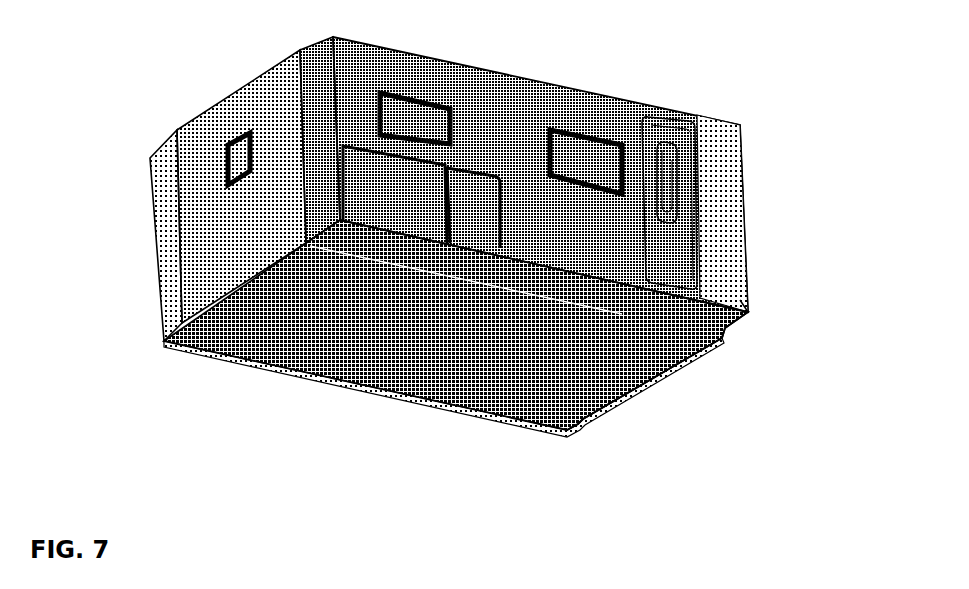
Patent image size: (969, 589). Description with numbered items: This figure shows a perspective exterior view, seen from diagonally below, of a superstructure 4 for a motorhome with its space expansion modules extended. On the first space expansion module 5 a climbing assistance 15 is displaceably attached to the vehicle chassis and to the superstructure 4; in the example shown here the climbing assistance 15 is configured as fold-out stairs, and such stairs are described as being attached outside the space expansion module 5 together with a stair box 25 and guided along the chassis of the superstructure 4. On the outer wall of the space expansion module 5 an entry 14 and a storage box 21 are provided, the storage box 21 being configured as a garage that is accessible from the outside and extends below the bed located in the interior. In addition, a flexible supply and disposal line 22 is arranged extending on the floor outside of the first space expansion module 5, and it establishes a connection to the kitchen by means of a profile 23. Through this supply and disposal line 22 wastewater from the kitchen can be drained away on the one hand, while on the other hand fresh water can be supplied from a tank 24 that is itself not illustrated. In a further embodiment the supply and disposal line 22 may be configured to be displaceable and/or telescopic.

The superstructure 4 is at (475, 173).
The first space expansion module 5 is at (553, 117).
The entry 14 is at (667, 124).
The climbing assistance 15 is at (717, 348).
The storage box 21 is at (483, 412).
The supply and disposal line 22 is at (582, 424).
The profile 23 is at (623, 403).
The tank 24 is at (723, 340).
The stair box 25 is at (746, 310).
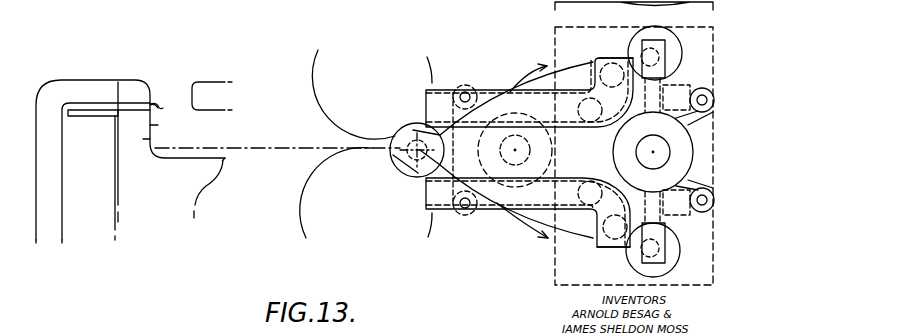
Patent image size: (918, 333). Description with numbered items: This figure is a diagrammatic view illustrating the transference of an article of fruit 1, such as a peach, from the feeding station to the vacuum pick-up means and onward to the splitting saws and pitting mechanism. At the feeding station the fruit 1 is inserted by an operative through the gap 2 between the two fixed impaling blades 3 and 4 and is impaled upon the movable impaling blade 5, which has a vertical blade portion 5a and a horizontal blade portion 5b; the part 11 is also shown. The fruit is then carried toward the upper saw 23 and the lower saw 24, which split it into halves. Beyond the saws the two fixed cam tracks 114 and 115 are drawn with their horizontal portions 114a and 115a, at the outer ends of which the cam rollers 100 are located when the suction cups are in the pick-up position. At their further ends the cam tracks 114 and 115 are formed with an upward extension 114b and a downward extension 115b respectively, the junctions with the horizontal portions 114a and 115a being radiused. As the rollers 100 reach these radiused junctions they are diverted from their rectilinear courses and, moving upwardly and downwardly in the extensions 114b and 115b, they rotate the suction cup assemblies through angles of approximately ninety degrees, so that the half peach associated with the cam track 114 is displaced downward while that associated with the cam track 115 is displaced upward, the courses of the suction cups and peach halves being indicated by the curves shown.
──────────
• _What you will do_
Select every line of the data above that contains the word "tank", and treat uppercase and lowercase letters as different.

• _Reply_
Patent image size: (969, 589). Description with numbered items: This figure shows a perspective exterior view, seen from diagonally below, of a superstructure 4 for a motorhome with its space expansion modules extended. On the first space expansion module 5 a climbing assistance 15 is displaceably attached to the vehicle chassis and to the superstructure 4; in the example shown here the climbing assistance 15 is configured as fold-out stairs, and such stairs are described as being attached outside the space expansion module 5 together with a stair box 25 and guided along the chassis of the superstructure 4. On the outer wall of the space expansion module 5 an entry 14 and a storage box 21 are provided, the storage box 21 being configured as a garage that is accessible from the outside and extends below the bed located in the interior. In addition, a flexible supply and disposal line 22 is arranged extending on the floor outside of the first space expansion module 5, and it establishes a connection to the kitchen by means of a profile 23. Through this supply and disposal line 22 wastewater from the kitchen can be drained away on the one hand, while on the other hand fresh water can be supplied from a tank 24 that is itself not illustrated. In a further embodiment the supply and disposal line 22 may be configured to be displaceable and/or telescopic.
The tank 24 is at (723, 340).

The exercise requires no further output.